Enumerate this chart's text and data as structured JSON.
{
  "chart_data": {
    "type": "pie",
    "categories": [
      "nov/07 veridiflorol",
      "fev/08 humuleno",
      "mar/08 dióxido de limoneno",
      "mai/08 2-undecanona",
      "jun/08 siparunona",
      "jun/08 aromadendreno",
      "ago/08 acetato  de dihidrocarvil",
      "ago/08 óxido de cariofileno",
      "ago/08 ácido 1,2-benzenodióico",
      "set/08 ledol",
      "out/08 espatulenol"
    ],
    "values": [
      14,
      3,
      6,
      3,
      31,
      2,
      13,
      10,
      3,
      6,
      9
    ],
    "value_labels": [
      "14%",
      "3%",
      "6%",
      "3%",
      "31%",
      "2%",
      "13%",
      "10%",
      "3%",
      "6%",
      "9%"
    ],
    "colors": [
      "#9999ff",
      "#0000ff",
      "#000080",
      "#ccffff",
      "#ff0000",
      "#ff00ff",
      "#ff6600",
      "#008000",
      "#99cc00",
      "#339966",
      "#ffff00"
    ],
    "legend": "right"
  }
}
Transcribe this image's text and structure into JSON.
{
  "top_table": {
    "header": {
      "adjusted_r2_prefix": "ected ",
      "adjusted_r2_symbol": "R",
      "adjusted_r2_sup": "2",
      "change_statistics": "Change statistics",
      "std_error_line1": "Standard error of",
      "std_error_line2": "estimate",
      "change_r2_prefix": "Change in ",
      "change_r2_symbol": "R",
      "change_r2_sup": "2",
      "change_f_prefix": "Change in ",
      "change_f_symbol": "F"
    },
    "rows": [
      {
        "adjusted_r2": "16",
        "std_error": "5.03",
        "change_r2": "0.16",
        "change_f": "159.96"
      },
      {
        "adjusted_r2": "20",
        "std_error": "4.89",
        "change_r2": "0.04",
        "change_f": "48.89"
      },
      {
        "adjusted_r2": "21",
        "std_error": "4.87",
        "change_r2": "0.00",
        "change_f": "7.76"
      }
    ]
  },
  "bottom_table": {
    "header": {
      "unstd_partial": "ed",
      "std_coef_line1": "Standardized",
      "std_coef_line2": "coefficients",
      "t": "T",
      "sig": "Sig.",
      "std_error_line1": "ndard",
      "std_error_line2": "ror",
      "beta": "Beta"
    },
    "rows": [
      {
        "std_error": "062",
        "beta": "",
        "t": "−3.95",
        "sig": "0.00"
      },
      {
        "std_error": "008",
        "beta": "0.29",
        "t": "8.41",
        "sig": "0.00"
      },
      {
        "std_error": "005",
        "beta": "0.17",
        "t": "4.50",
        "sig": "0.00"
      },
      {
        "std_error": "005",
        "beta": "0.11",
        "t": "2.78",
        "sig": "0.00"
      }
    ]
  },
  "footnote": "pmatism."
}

※

▶ [THE REQUEST]
Output the full listing exactly as it stands.

▶ [RESPONSE TO THE EXERCISE]
Enumerate this chart's text and data as structured JSON.
{
  "chart_data": {
    "type": "pie",
    "categories": [
      "nov/07 veridiflorol",
      "fev/08 humuleno",
      "mar/08 dióxido de limoneno",
      "mai/08 2-undecanona",
      "jun/08 siparunona",
      "jun/08 aromadendreno",
      "ago/08 acetato  de dihidrocarvil",
      "ago/08 óxido de cariofileno",
      "ago/08 ácido 1,2-benzenodióico",
      "set/08 ledol",
      "out/08 espatulenol"
    ],
    "values": [
      14,
      3,
      6,
      3,
      31,
      2,
      13,
      10,
      3,
      6,
      9
    ],
    "value_labels": [
      "14%",
      "3%",
      "6%",
      "3%",
      "31%",
      "2%",
      "13%",
      "10%",
      "3%",
      "6%",
      "9%"
    ],
    "colors": [
      "#9999ff",
      "#0000ff",
      "#000080",
      "#ccffff",
      "#ff0000",
      "#ff00ff",
      "#ff6600",
      "#008000",
      "#99cc00",
      "#339966",
      "#ffff00"
    ],
    "legend": "right"
  }
}
Transcribe this image's text and structure into JSON.
{
  "top_table": {
    "header": {
      "adjusted_r2_prefix": "ected ",
      "adjusted_r2_symbol": "R",
      "adjusted_r2_sup": "2",
      "change_statistics": "Change statistics",
      "std_error_line1": "Standard error of",
      "std_error_line2": "estimate",
      "change_r2_prefix": "Change in ",
      "change_r2_symbol": "R",
      "change_r2_sup": "2",
      "change_f_prefix": "Change in ",
      "change_f_symbol": "F"
    },
    "rows": [
      {
        "adjusted_r2": "16",
        "std_error": "5.03",
        "change_r2": "0.16",
        "change_f": "159.96"
      },
      {
        "adjusted_r2": "20",
        "std_error": "4.89",
        "change_r2": "0.04",
        "change_f": "48.89"
      },
      {
        "adjusted_r2": "21",
        "std_error": "4.87",
        "change_r2": "0.00",
        "change_f": "7.76"
      }
    ]
  },
  "bottom_table": {
    "header": {
      "unstd_partial": "ed",
      "std_coef_line1": "Standardized",
      "std_coef_line2": "coefficients",
      "t": "T",
      "sig": "Sig.",
      "std_error_line1": "ndard",
      "std_error_line2": "ror",
      "beta": "Beta"
    },
    "rows": [
      {
        "std_error": "062",
        "beta": "",
        "t": "−3.95",
        "sig": "0.00"
      },
      {
        "std_error": "008",
        "beta": "0.29",
        "t": "8.41",
        "sig": "0.00"
      },
      {
        "std_error": "005",
        "beta": "0.17",
        "t": "4.50",
        "sig": "0.00"
      },
      {
        "std_error": "005",
        "beta": "0.11",
        "t": "2.78",
        "sig": "0.00"
      }
    ]
  },
  "footnote": "pmatism."
}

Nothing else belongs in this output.